>> Begin

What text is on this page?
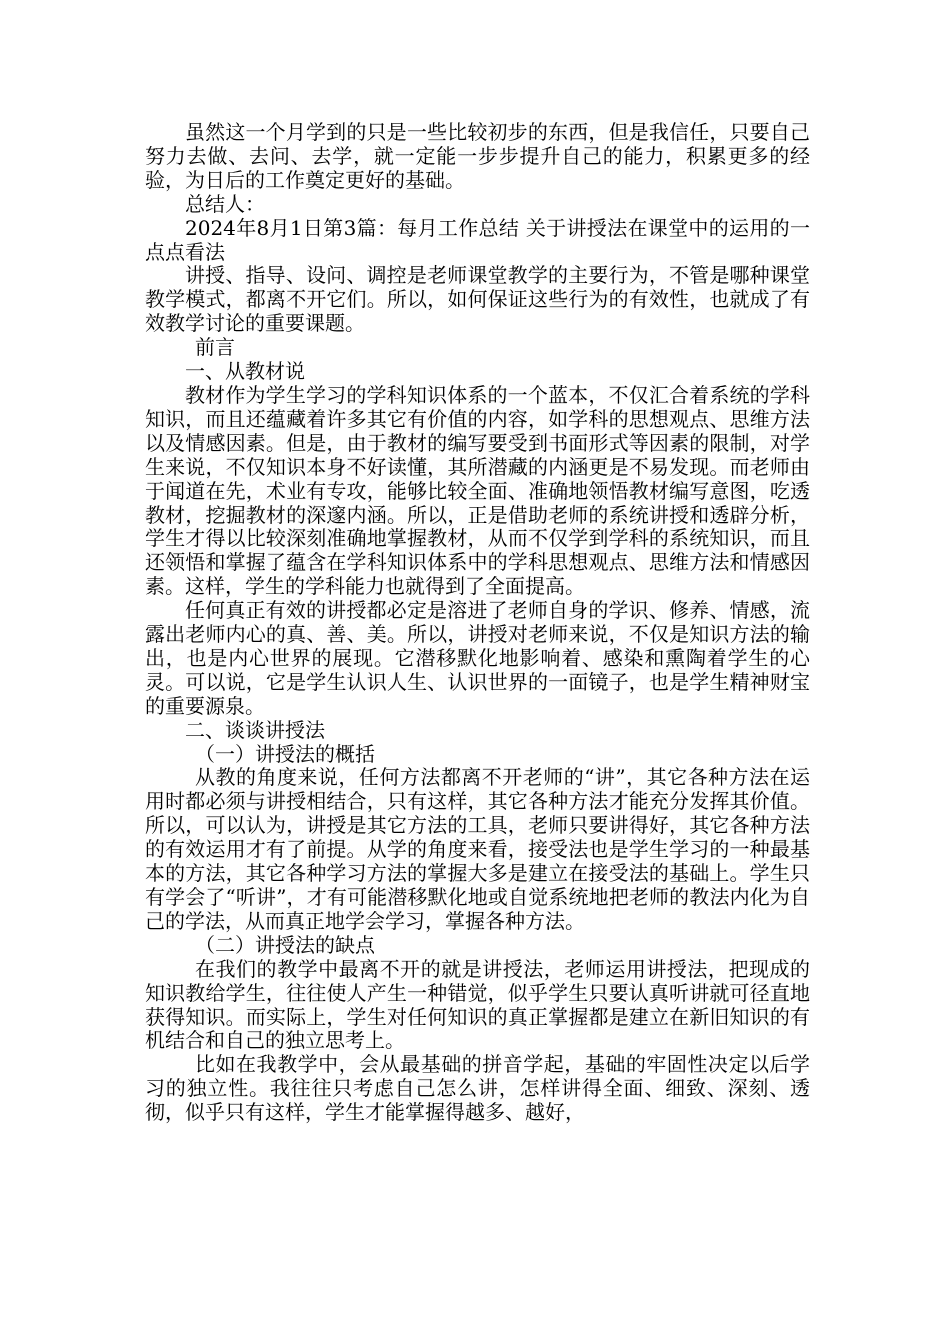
虽然这一个月学到的只是一些比较初步的东西，但是我信任，只要自己努力去做、去问、去学，就一定能一步步提升自己的能力，积累更多的经验，为日后的工作奠定更好的基础。

总结人：

2024年8月1日第3篇：每月工作总结 关于讲授法在课堂中的运用的一点点看法

讲授、指导、设问、调控是老师课堂教学的主要行为，不管是哪种课堂教学模式，都离不开它们。所以，如何保证这些行为的有效性，也就成了有效教学讨论的重要课题。

前言

一、从教材说

教材作为学生学习的学科知识体系的一个蓝本，不仅汇合着系统的学科知识，而且还蕴藏着许多其它有价值的内容，如学科的思想观点、思维方法以及情感因素。但是，由于教材的编写要受到书面形式等因素的限制，对学生来说，不仅知识本身不好读懂，其所潜藏的内涵更是不易发现。而老师由于闻道在先，术业有专攻，能够比较全面、准确地领悟教材编写意图，吃透教材，挖掘教材的深邃内涵。所以，正是借助老师的系统讲授和透辟分析，学生才得以比较深刻准确地掌握教材，从而不仅学到学科的系统知识，而且还领悟和掌握了蕴含在学科知识体系中的学科思想观点、思维方法和情感因素。这样，学生的学科能力也就得到了全面提高。

任何真正有效的讲授都必定是溶进了老师自身的学识、修养、情感，流露出老师内心的真、善、美。所以，讲授对老师来说，不仅是知识方法的输出，也是内心世界的展现。它潜移默化地影响着、感染和熏陶着学生的心灵。可以说，它是学生认识人生、认识世界的一面镜子，也是学生精神财宝的重要源泉。

二、谈谈讲授法

（一）讲授法的概括

从教的角度来说，任何方法都离不开老师的“讲”，其它各种方法在运用时都必须与讲授相结合，只有这样，其它各种方法才能充分发挥其价值。所以，可以认为，讲授是其它方法的工具，老师只要讲得好，其它各种方法的有效运用才有了前提。从学的角度来看，接受法也是学生学习的一种最基本的方法，其它各种学习方法的掌握大多是建立在接受法的基础上。学生只有学会了“听讲”，才有可能潜移默化地或自觉系统地把老师的教法内化为自己的学法，从而真正地学会学习，掌握各种方法。

（二）讲授法的缺点

在我们的教学中最离不开的就是讲授法，老师运用讲授法，把现成的知识教给学生，往往使人产生一种错觉，似乎学生只要认真听讲就可径直地获得知识。而实际上，学生对任何知识的真正掌握都是建立在新旧知识的有机结合和自己的独立思考上。

比如在我教学中，会从最基础的拼音学起，基础的牢固性决定以后学习的独立性。我往往只考虑自己怎么讲，怎样讲得全面、细致、深刻、透彻，似乎只有这样，学生才能掌握得越多、越好，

>> End

## WRITTEN EXERCISE
Quote everything in the listing above exactly; pictures are the only thing to omit.

## WRITTEN RESPONSE
What text is on this page?
虽然这一个月学到的只是一些比较初步的东西，但是我信任，只要自己努力去做、去问、去学，就一定能一步步提升自己的能力，积累更多的经验，为日后的工作奠定更好的基础。

总结人：

2024年8月1日第3篇：每月工作总结 关于讲授法在课堂中的运用的一点点看法

讲授、指导、设问、调控是老师课堂教学的主要行为，不管是哪种课堂教学模式，都离不开它们。所以，如何保证这些行为的有效性，也就成了有效教学讨论的重要课题。

前言

一、从教材说

教材作为学生学习的学科知识体系的一个蓝本，不仅汇合着系统的学科知识，而且还蕴藏着许多其它有价值的内容，如学科的思想观点、思维方法以及情感因素。但是，由于教材的编写要受到书面形式等因素的限制，对学生来说，不仅知识本身不好读懂，其所潜藏的内涵更是不易发现。而老师由于闻道在先，术业有专攻，能够比较全面、准确地领悟教材编写意图，吃透教材，挖掘教材的深邃内涵。所以，正是借助老师的系统讲授和透辟分析，学生才得以比较深刻准确地掌握教材，从而不仅学到学科的系统知识，而且还领悟和掌握了蕴含在学科知识体系中的学科思想观点、思维方法和情感因素。这样，学生的学科能力也就得到了全面提高。

任何真正有效的讲授都必定是溶进了老师自身的学识、修养、情感，流露出老师内心的真、善、美。所以，讲授对老师来说，不仅是知识方法的输出，也是内心世界的展现。它潜移默化地影响着、感染和熏陶着学生的心灵。可以说，它是学生认识人生、认识世界的一面镜子，也是学生精神财宝的重要源泉。

二、谈谈讲授法

（一）讲授法的概括

从教的角度来说，任何方法都离不开老师的“讲”，其它各种方法在运用时都必须与讲授相结合，只有这样，其它各种方法才能充分发挥其价值。所以，可以认为，讲授是其它方法的工具，老师只要讲得好，其它各种方法的有效运用才有了前提。从学的角度来看，接受法也是学生学习的一种最基本的方法，其它各种学习方法的掌握大多是建立在接受法的基础上。学生只有学会了“听讲”，才有可能潜移默化地或自觉系统地把老师的教法内化为自己的学法，从而真正地学会学习，掌握各种方法。

（二）讲授法的缺点

在我们的教学中最离不开的就是讲授法，老师运用讲授法，把现成的知识教给学生，往往使人产生一种错觉，似乎学生只要认真听讲就可径直地获得知识。而实际上，学生对任何知识的真正掌握都是建立在新旧知识的有机结合和自己的独立思考上。

比如在我教学中，会从最基础的拼音学起，基础的牢固性决定以后学习的独立性。我往往只考虑自己怎么讲，怎样讲得全面、细致、深刻、透彻，似乎只有这样，学生才能掌握得越多、越好，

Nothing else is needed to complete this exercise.